▸ **Entries**:
##############################

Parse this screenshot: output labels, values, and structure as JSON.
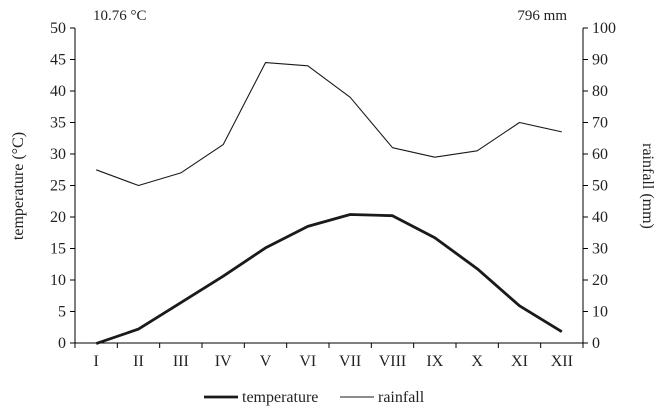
{
  "chart_data": {
    "type": "line",
    "categories": [
      "I",
      "II",
      "III",
      "IV",
      "V",
      "VI",
      "VII",
      "VIII",
      "IX",
      "X",
      "XI",
      "XII"
    ],
    "series": [
      {
        "name": "temperature",
        "axis": "left",
        "color": "#1a1a1a",
        "values": [
          -0.1,
          2.2,
          6.4,
          10.6,
          15.1,
          18.5,
          20.4,
          20.2,
          16.7,
          11.8,
          5.9,
          1.8
        ]
      },
      {
        "name": "rainfall",
        "axis": "right",
        "color": "#1a1a1a",
        "values": [
          55,
          50,
          54,
          63,
          89,
          88,
          78,
          62,
          59,
          61,
          70,
          67
        ]
      }
    ],
    "ylabel": "temperature (°C)",
    "y2label": "rainfall (mm)",
    "ylim": [
      0,
      50
    ],
    "y2lim": [
      0,
      100
    ],
    "yticks": [
      0,
      5,
      10,
      15,
      20,
      25,
      30,
      35,
      40,
      45,
      50
    ],
    "y2ticks": [
      0,
      10,
      20,
      30,
      40,
      50,
      60,
      70,
      80,
      90,
      100
    ],
    "annotations": {
      "mean_temperature": "10.76 °C",
      "annual_rainfall": "796 mm"
    },
    "legend": "bottom-center",
    "grid": false
  }
}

##############################

▸ **Exercise task**: Transcribe every entry word for word, but omit the pictures.

▸ **Problem solution**:
Parse this screenshot: output labels, values, and structure as JSON.
{
  "chart_data": {
    "type": "line",
    "categories": [
      "I",
      "II",
      "III",
      "IV",
      "V",
      "VI",
      "VII",
      "VIII",
      "IX",
      "X",
      "XI",
      "XII"
    ],
    "series": [
      {
        "name": "temperature",
        "axis": "left",
        "color": "#1a1a1a",
        "values": [
          -0.1,
          2.2,
          6.4,
          10.6,
          15.1,
          18.5,
          20.4,
          20.2,
          16.7,
          11.8,
          5.9,
          1.8
        ]
      },
      {
        "name": "rainfall",
        "axis": "right",
        "color": "#1a1a1a",
        "values": [
          55,
          50,
          54,
          63,
          89,
          88,
          78,
          62,
          59,
          61,
          70,
          67
        ]
      }
    ],
    "ylabel": "temperature (°C)",
    "y2label": "rainfall (mm)",
    "ylim": [
      0,
      50
    ],
    "y2lim": [
      0,
      100
    ],
    "yticks": [
      0,
      5,
      10,
      15,
      20,
      25,
      30,
      35,
      40,
      45,
      50
    ],
    "y2ticks": [
      0,
      10,
      20,
      30,
      40,
      50,
      60,
      70,
      80,
      90,
      100
    ],
    "annotations": {
      "mean_temperature": "10.76 °C",
      "annual_rainfall": "796 mm"
    },
    "legend": "bottom-center",
    "grid": false
  }
}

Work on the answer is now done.